--- TASK DATA ---

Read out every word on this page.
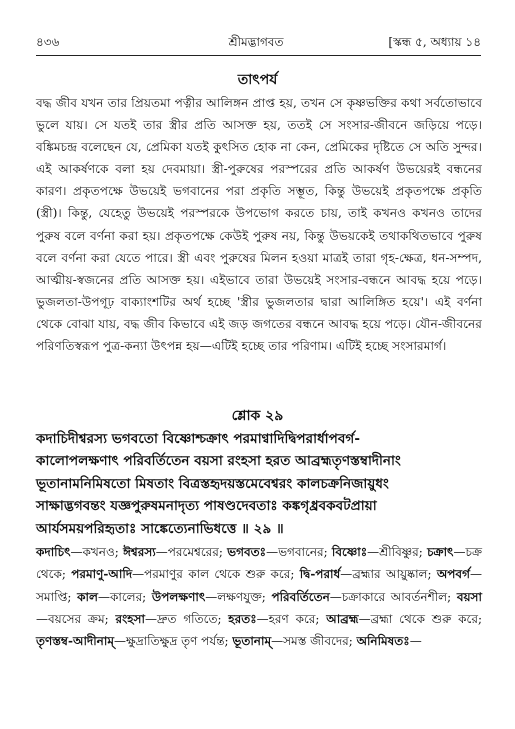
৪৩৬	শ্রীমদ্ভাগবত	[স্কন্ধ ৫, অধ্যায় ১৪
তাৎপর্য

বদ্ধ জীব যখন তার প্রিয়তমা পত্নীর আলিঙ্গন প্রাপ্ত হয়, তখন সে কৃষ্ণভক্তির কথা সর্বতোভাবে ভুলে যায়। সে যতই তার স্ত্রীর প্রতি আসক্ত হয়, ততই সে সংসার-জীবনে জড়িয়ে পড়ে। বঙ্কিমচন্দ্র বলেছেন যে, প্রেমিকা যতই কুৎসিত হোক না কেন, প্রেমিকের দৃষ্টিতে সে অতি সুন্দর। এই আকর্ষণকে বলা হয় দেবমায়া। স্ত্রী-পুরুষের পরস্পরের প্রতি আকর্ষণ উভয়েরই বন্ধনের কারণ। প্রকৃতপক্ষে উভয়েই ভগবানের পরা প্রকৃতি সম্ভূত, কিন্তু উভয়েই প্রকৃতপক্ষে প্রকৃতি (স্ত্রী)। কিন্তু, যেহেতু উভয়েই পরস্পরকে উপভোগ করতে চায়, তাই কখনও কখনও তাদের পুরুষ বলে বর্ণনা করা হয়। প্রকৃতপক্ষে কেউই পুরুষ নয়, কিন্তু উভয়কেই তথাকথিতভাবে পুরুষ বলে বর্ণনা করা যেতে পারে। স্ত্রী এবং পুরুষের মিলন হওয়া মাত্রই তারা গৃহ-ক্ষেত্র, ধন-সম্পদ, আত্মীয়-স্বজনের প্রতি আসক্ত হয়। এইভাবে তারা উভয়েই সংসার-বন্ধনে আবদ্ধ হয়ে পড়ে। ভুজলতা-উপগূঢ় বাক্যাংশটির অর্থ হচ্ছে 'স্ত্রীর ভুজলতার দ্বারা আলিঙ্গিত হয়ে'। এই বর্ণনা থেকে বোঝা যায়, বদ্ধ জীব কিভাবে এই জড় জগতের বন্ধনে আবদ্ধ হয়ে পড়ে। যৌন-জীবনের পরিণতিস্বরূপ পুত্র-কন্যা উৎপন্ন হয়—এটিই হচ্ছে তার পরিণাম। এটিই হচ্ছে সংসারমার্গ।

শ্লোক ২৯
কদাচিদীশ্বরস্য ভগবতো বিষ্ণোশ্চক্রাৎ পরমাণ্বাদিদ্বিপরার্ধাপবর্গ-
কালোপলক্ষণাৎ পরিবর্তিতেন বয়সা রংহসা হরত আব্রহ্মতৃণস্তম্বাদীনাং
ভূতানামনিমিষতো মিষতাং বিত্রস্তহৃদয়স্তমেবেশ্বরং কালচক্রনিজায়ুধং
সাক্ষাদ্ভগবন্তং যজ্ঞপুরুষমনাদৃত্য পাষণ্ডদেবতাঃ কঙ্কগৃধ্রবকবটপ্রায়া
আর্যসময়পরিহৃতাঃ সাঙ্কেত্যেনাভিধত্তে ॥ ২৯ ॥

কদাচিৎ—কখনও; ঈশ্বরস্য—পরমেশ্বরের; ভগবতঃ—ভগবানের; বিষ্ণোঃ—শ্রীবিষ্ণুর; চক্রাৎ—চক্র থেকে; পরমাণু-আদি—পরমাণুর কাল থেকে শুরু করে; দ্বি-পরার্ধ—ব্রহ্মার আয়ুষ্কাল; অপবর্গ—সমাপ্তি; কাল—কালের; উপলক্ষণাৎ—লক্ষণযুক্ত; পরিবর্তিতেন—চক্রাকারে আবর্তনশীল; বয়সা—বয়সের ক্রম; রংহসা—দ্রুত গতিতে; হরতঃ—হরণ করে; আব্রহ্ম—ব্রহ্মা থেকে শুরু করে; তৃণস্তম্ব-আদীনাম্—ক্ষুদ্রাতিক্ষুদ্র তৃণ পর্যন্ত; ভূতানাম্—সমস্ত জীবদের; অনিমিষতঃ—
--
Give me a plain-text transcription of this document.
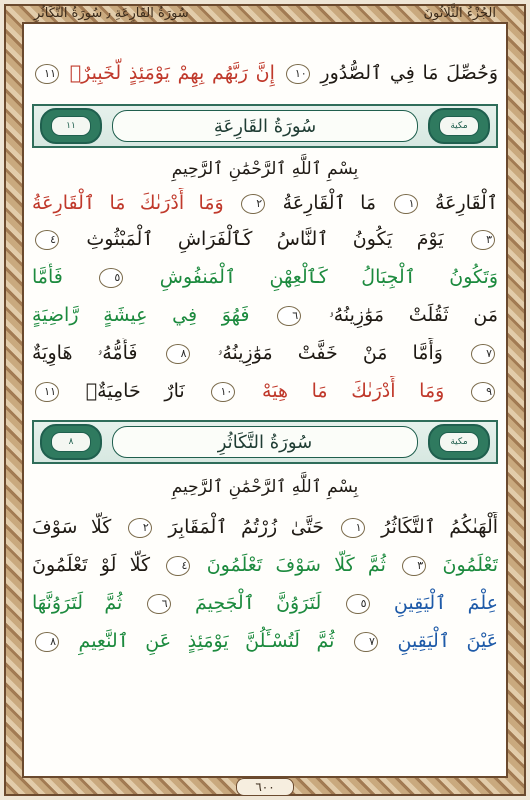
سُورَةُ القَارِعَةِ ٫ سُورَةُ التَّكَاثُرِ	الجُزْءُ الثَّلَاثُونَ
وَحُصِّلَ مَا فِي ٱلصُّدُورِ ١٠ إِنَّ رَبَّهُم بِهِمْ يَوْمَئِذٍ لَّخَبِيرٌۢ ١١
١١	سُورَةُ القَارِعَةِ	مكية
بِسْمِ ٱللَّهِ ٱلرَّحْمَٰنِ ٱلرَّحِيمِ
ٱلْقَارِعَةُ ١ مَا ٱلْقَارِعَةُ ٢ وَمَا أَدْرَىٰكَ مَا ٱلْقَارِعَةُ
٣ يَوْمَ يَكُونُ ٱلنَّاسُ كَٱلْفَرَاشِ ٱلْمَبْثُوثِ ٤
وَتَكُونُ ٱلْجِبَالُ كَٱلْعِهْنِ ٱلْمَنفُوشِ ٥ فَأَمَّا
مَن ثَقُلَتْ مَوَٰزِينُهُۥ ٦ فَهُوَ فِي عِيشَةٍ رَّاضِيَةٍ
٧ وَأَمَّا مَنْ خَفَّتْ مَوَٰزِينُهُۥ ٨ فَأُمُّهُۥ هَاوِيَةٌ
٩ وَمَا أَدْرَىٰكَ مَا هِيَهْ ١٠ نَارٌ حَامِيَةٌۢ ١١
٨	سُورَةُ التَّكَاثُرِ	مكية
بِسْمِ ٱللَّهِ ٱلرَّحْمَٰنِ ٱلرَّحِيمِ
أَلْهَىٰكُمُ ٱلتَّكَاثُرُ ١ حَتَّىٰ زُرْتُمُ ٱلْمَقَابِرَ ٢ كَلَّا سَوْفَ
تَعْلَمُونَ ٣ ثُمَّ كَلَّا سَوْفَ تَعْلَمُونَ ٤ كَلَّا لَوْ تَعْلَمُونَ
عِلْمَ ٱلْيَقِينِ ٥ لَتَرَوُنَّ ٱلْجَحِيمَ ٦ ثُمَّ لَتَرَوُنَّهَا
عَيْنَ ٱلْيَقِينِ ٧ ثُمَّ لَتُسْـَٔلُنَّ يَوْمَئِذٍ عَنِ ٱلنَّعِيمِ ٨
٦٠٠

--- EXERCISE INSTRUCTIONS ---
Search the preceding listing for "مكية" and extract every line where it is found.

--- WORKED SOLUTION ---
١١	سُورَةُ القَارِعَةِ	مكية
٨	سُورَةُ التَّكَاثُرِ	مكية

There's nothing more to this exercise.